## TEXTAUSZUG
··········

Lfd.Nr.924    LG München II    12.05.2011    JuNSV Bd.XLIX S.289

 

1. Sachverständiger Dr. P.

 

Der Sachverständige Dr. P. analysierte die Struktur des Vernichtungslagers Sobibor sowie die Rolle der dort eingesetzten Wachmannschaften.

 

a) Einrichtung des Lagers

 

Er legte dar, dass der Aufbau des zweiten Lagers der "Aktion Reinhardt", nämlich des Vernichtungslagers Sobibor im März 1942 begonnen habe.

 

Das Dorf Sobibor befinde sich am östlichen Rand des Distrikts Lublin und des Generalgouvernements, in der Nähe des Flusses Bug, also an der damaligen Demarkationslinie, die im Hitler-Stalin-Pakt vereinbart gewesen sei und die die heutige Ostgrenze Polens bilde. Das Vernichtungslager sei neben der Bahnstation Sobibor an der Bahnlinie Chelm - Wlodawa errichtet worden. Die Bahnstation sei wenige Kilometer ausserhalb des Dorfes Sobibor gelegen gewesen. In einer ersten Form sei das Lager etwa Ende Mai 1942 fertig gestellt gewesen, während der laufenden Massenvernichtung jedoch noch sukzessive weiter ausgebaut worden.

··········

## DATENBLOCK
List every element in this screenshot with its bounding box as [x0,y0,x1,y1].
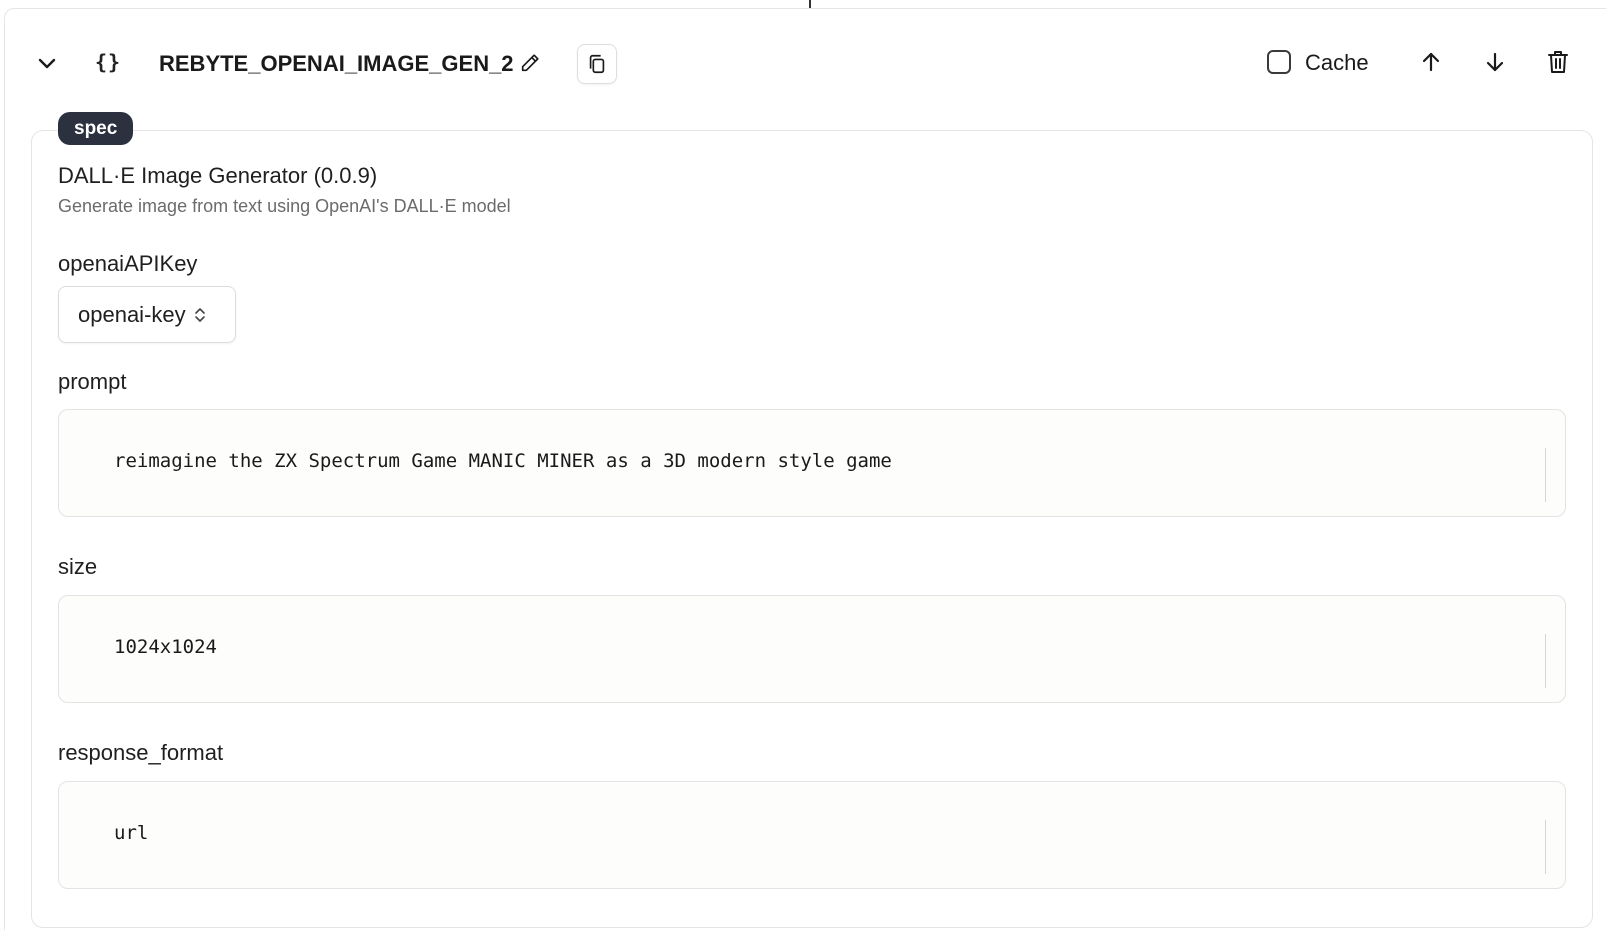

··········

## AUFGABE 1
Stimmen die folgenden Aussagen mit dem Textauszug überein? Beantworte jede mit Ja oder Nein und zitiere die entscheidenden Worte wörtlich.
(a) Mit dem Aufbau des Lagers Sobibor wurde im März 1942 begonnen.
(b) Die Bahnstation lag mitten im Dorf Sobibor.
(c) Nach der ersten Fertigstellung Ende Mai 1942 wurde das Lager nicht mehr erweitert.
## AUFGABE 2
An welcher Bahnlinie wurde das Vernichtungslager laut Textauszug errichtet?

## LÖSUNG 1
(a) Ja: „im März 1942 begonnen habe“
(b) Nein: „Die Bahnstation sei wenige Kilometer ausserhalb des Dorfes Sobibor gelegen gewesen.“
(c) Nein: „während der laufenden Massenvernichtung jedoch noch sukzessive weiter ausgebaut worden“

## LÖSUNG 2
An der Bahnlinie Chelm - Wlodawa